— Start of Given data —

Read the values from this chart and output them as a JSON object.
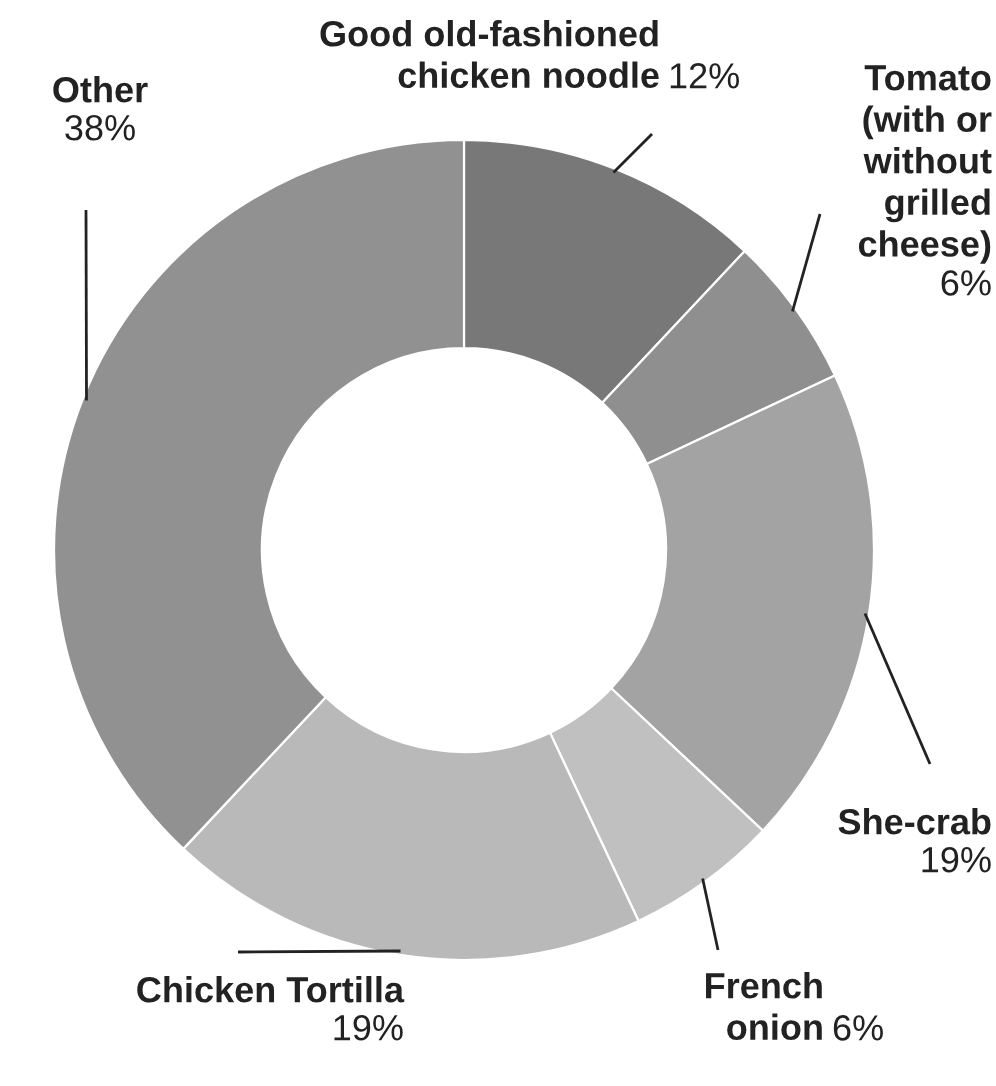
{
  "chart_data": {
    "type": "donut",
    "categories": [
      "Good old-fashioned\nchicken noodle",
      "Tomato\n(with or\nwithout\ngrilled\ncheese)",
      "She-crab",
      "French\nonion",
      "Chicken Tortilla",
      "Other"
    ],
    "values": [
      12,
      6,
      19,
      6,
      19,
      38
    ],
    "value_labels": [
      "12%",
      "6%",
      "19%",
      "6%",
      "19%",
      "38%"
    ],
    "colors": [
      "#787878",
      "#8f8f8f",
      "#a3a3a3",
      "#c0c0c0",
      "#b9b9b9",
      "#919191"
    ]
  }
}
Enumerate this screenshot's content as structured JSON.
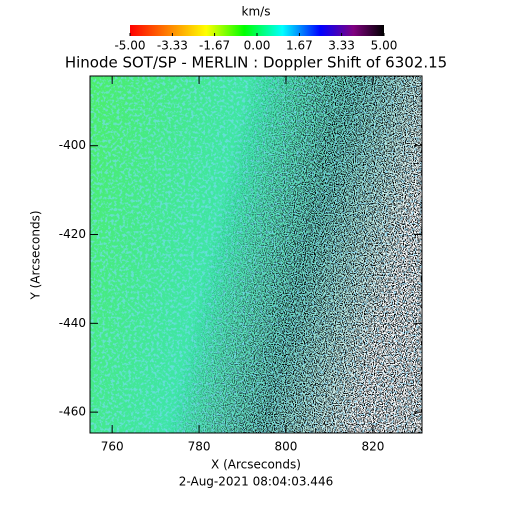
{
  "chart_data": {
    "type": "image",
    "title": "Hinode SOT/SP - MERLIN : Doppler Shift of 6302.15",
    "x_label": "X (Arcseconds)",
    "y_label": "Y (Arcseconds)",
    "date": "2-Aug-2021 08:04:03.446",
    "colorbar": {
      "label": "km/s",
      "lim": [
        -5,
        5
      ],
      "ticks": [
        {
          "value": -5,
          "label": "-5.00"
        },
        {
          "value": -3.33,
          "label": "-3.33"
        },
        {
          "value": -1.67,
          "label": "-1.67"
        },
        {
          "value": 0,
          "label": "0.00"
        },
        {
          "value": 1.67,
          "label": "1.67"
        },
        {
          "value": 3.33,
          "label": "3.33"
        },
        {
          "value": 5,
          "label": "5.00"
        }
      ]
    },
    "xlim": [
      754.9,
      831.3
    ],
    "xticks": [
      760,
      780,
      800,
      820
    ],
    "ylim": [
      -464.7,
      -384.3
    ],
    "yticks": [
      -400,
      -420,
      -440,
      -460
    ]
  }
}
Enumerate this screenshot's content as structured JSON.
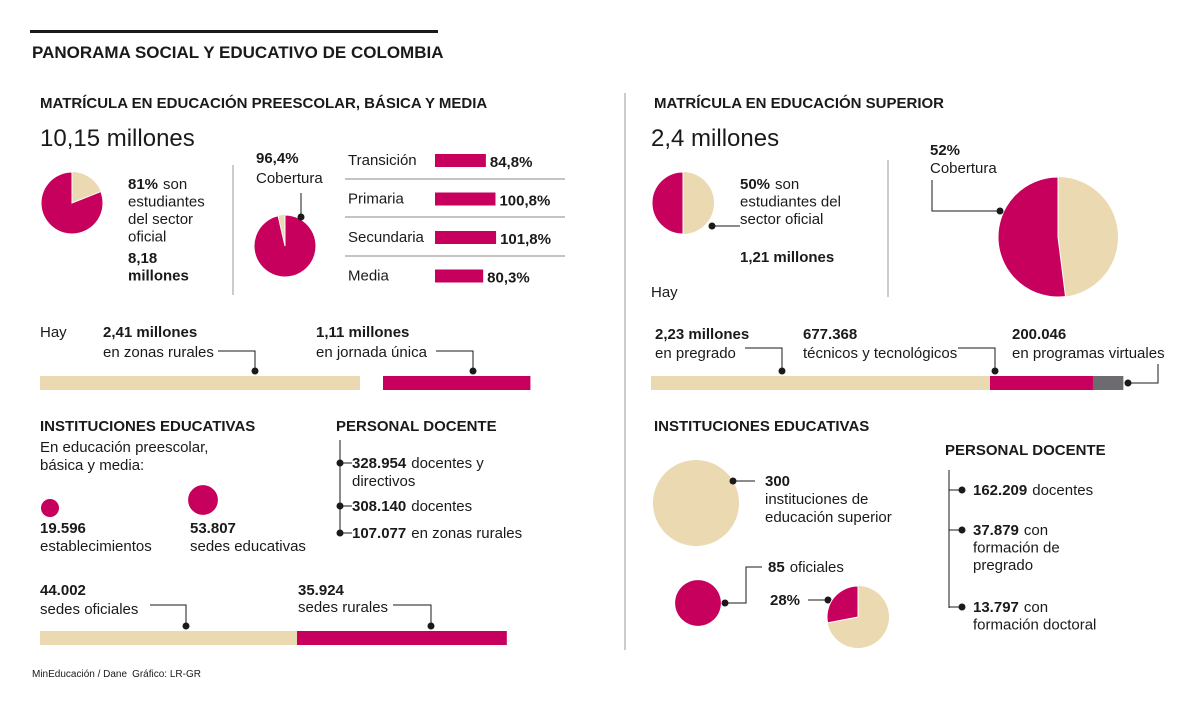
{
  "header": {
    "title": "PANORAMA SOCIAL Y EDUCATIVO DE COLOMBIA",
    "source": "MinEducación / Dane",
    "credit": "Gráfico: LR-GR"
  },
  "basica": {
    "title": "MATRÍCULA EN EDUCACIÓN PREESCOLAR, BÁSICA Y MEDIA",
    "total": "10,15 millones",
    "oficial": {
      "share": {
        "value": 81,
        "label": "81%"
      },
      "lines": [
        "son",
        "estudiantes",
        "del sector",
        "oficial"
      ],
      "count_lines": [
        "8,18",
        "millones"
      ]
    },
    "cobertura": {
      "share": {
        "value": 96.4,
        "label": "96,4%"
      },
      "text": "Cobertura"
    },
    "niveles": [
      {
        "name": "Transición",
        "rate": {
          "value": 84.8,
          "label": "84,8%"
        }
      },
      {
        "name": "Primaria",
        "rate": {
          "value": 100.8,
          "label": "100,8%"
        }
      },
      {
        "name": "Secundaria",
        "rate": {
          "value": 101.8,
          "label": "101,8%"
        }
      },
      {
        "name": "Media",
        "rate": {
          "value": 80.3,
          "label": "80,3%"
        }
      }
    ],
    "hay": "Hay",
    "rural": {
      "amount": {
        "value": 2.41,
        "label": "2,41 millones"
      },
      "text": "en zonas rurales"
    },
    "jornada": {
      "amount": {
        "value": 1.11,
        "label": "1,11 millones"
      },
      "text": "en jornada única"
    },
    "instituciones": {
      "title": "INSTITUCIONES EDUCATIVAS",
      "lines": [
        "En educación preescolar,",
        "básica y media:"
      ],
      "establecimientos": {
        "count": {
          "value": 19596,
          "label": "19.596"
        },
        "text": "establecimientos"
      },
      "sedes": {
        "count": {
          "value": 53807,
          "label": "53.807"
        },
        "text": "sedes educativas"
      }
    },
    "docentes": {
      "title": "PERSONAL DOCENTE",
      "items": [
        {
          "num": "328.954",
          "lines": [
            "docentes y",
            "directivos"
          ]
        },
        {
          "num": "308.140",
          "lines": [
            "docentes"
          ]
        },
        {
          "num": "107.077",
          "lines": [
            "en zonas rurales"
          ]
        }
      ]
    },
    "sedes_oficiales": {
      "count": {
        "value": 44002,
        "label": "44.002"
      },
      "text": "sedes oficiales"
    },
    "sedes_rurales": {
      "count": {
        "value": 35924,
        "label": "35.924"
      },
      "text": "sedes rurales"
    }
  },
  "superior": {
    "title": "MATRÍCULA EN EDUCACIÓN SUPERIOR",
    "total": "2,4 millones",
    "oficial": {
      "share": {
        "value": 50,
        "label": "50%"
      },
      "lines": [
        "son",
        "estudiantes del",
        "sector oficial"
      ],
      "count": "1,21 millones"
    },
    "hay": "Hay",
    "cobertura": {
      "share": {
        "value": 52,
        "label": "52%"
      },
      "text": "Cobertura"
    },
    "pregrado": {
      "amount": {
        "value": 2230000,
        "label": "2,23 millones"
      },
      "text": "en pregrado"
    },
    "tecnicos": {
      "amount": {
        "value": 677368,
        "label": "677.368"
      },
      "text": "técnicos y tecnológicos"
    },
    "virtuales": {
      "amount": {
        "value": 200046,
        "label": "200.046"
      },
      "text": "en programas virtuales"
    },
    "instituciones": {
      "title": "INSTITUCIONES EDUCATIVAS",
      "total": {
        "count": {
          "value": 300,
          "label": "300"
        },
        "lines": [
          "instituciones de",
          "educación superior"
        ]
      },
      "oficiales": {
        "count": {
          "value": 85,
          "label": "85"
        },
        "text": "oficiales"
      },
      "share": {
        "value": 28,
        "label": "28%"
      }
    },
    "docentes": {
      "title": "PERSONAL DOCENTE",
      "items": [
        {
          "num": "162.209",
          "lines": [
            "docentes"
          ]
        },
        {
          "num": "37.879",
          "lines": [
            "con",
            "formación de",
            "pregrado"
          ]
        },
        {
          "num": "13.797",
          "lines": [
            "con",
            "formación doctoral"
          ]
        }
      ]
    }
  }
}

— End of Given data —

Task details:
All of the material above should be reproduced exactly, except the pictures.

Answer for this exercise:
Read the values from this chart and output them as a JSON object.
{
  "chart_data": {
    "type": "donut",
    "categories": [
      "Good old-fashioned\nchicken noodle",
      "Tomato\n(with or\nwithout\ngrilled\ncheese)",
      "She-crab",
      "French\nonion",
      "Chicken Tortilla",
      "Other"
    ],
    "values": [
      12,
      6,
      19,
      6,
      19,
      38
    ],
    "value_labels": [
      "12%",
      "6%",
      "19%",
      "6%",
      "19%",
      "38%"
    ],
    "colors": [
      "#787878",
      "#8f8f8f",
      "#a3a3a3",
      "#c0c0c0",
      "#b9b9b9",
      "#919191"
    ]
  }
}
Enumerate this screenshot's content as structured JSON.
{
  "chart_data": {
    "type": "image",
    "title": "Hinode SOT/SP - MERLIN : Doppler Shift of 6302.15",
    "x_label": "X (Arcseconds)",
    "y_label": "Y (Arcseconds)",
    "date": "2-Aug-2021 08:04:03.446",
    "colorbar": {
      "label": "km/s",
      "lim": [
        -5,
        5
      ],
      "ticks": [
        {
          "value": -5,
          "label": "-5.00"
        },
        {
          "value": -3.33,
          "label": "-3.33"
        },
        {
          "value": -1.67,
          "label": "-1.67"
        },
        {
          "value": 0,
          "label": "0.00"
        },
        {
          "value": 1.67,
          "label": "1.67"
        },
        {
          "value": 3.33,
          "label": "3.33"
        },
        {
          "value": 5,
          "label": "5.00"
        }
      ]
    },
    "xlim": [
      754.9,
      831.3
    ],
    "xticks": [
      760,
      780,
      800,
      820
    ],
    "ylim": [
      -464.7,
      -384.3
    ],
    "yticks": [
      -400,
      -420,
      -440,
      -460
    ]
  }
}
Enumerate this screenshot's content as structured JSON.
{
  "header": {
    "title": "PANORAMA SOCIAL Y EDUCATIVO DE COLOMBIA",
    "source": "MinEducación / Dane",
    "credit": "Gráfico: LR-GR"
  },
  "basica": {
    "title": "MATRÍCULA EN EDUCACIÓN PREESCOLAR, BÁSICA Y MEDIA",
    "total": "10,15 millones",
    "oficial": {
      "share": {
        "value": 81,
        "label": "81%"
      },
      "lines": [
        "son",
        "estudiantes",
        "del sector",
        "oficial"
      ],
      "count_lines": [
        "8,18",
        "millones"
      ]
    },
    "cobertura": {
      "share": {
        "value": 96.4,
        "label": "96,4%"
      },
      "text": "Cobertura"
    },
    "niveles": [
      {
        "name": "Transición",
        "rate": {
          "value": 84.8,
          "label": "84,8%"
        }
      },
      {
        "name": "Primaria",
        "rate": {
          "value": 100.8,
          "label": "100,8%"
        }
      },
      {
        "name": "Secundaria",
        "rate": {
          "value": 101.8,
          "label": "101,8%"
        }
      },
      {
        "name": "Media",
        "rate": {
          "value": 80.3,
          "label": "80,3%"
        }
      }
    ],
    "hay": "Hay",
    "rural": {
      "amount": {
        "value": 2.41,
        "label": "2,41 millones"
      },
      "text": "en zonas rurales"
    },
    "jornada": {
      "amount": {
        "value": 1.11,
        "label": "1,11 millones"
      },
      "text": "en jornada única"
    },
    "instituciones": {
      "title": "INSTITUCIONES EDUCATIVAS",
      "lines": [
        "En educación preescolar,",
        "básica y media:"
      ],
      "establecimientos": {
        "count": {
          "value": 19596,
          "label": "19.596"
        },
        "text": "establecimientos"
      },
      "sedes": {
        "count": {
          "value": 53807,
          "label": "53.807"
        },
        "text": "sedes educativas"
      }
    },
    "docentes": {
      "title": "PERSONAL DOCENTE",
      "items": [
        {
          "num": "328.954",
          "lines": [
            "docentes y",
            "directivos"
          ]
        },
        {
          "num": "308.140",
          "lines": [
            "docentes"
          ]
        },
        {
          "num": "107.077",
          "lines": [
            "en zonas rurales"
          ]
        }
      ]
    },
    "sedes_oficiales": {
      "count": {
        "value": 44002,
        "label": "44.002"
      },
      "text": "sedes oficiales"
    },
    "sedes_rurales": {
      "count": {
        "value": 35924,
        "label": "35.924"
      },
      "text": "sedes rurales"
    }
  },
  "superior": {
    "title": "MATRÍCULA EN EDUCACIÓN SUPERIOR",
    "total": "2,4 millones",
    "oficial": {
      "share": {
        "value": 50,
        "label": "50%"
      },
      "lines": [
        "son",
        "estudiantes del",
        "sector oficial"
      ],
      "count": "1,21 millones"
    },
    "hay": "Hay",
    "cobertura": {
      "share": {
        "value": 52,
        "label": "52%"
      },
      "text": "Cobertura"
    },
    "pregrado": {
      "amount": {
        "value": 2230000,
        "label": "2,23 millones"
      },
      "text": "en pregrado"
    },
    "tecnicos": {
      "amount": {
        "value": 677368,
        "label": "677.368"
      },
      "text": "técnicos y tecnológicos"
    },
    "virtuales": {
      "amount": {
        "value": 200046,
        "label": "200.046"
      },
      "text": "en programas virtuales"
    },
    "instituciones": {
      "title": "INSTITUCIONES EDUCATIVAS",
      "total": {
        "count": {
          "value": 300,
          "label": "300"
        },
        "lines": [
          "instituciones de",
          "educación superior"
        ]
      },
      "oficiales": {
        "count": {
          "value": 85,
          "label": "85"
        },
        "text": "oficiales"
      },
      "share": {
        "value": 28,
        "label": "28%"
      }
    },
    "docentes": {
      "title": "PERSONAL DOCENTE",
      "items": [
        {
          "num": "162.209",
          "lines": [
            "docentes"
          ]
        },
        {
          "num": "37.879",
          "lines": [
            "con",
            "formación de",
            "pregrado"
          ]
        },
        {
          "num": "13.797",
          "lines": [
            "con",
            "formación doctoral"
          ]
        }
      ]
    }
  }
}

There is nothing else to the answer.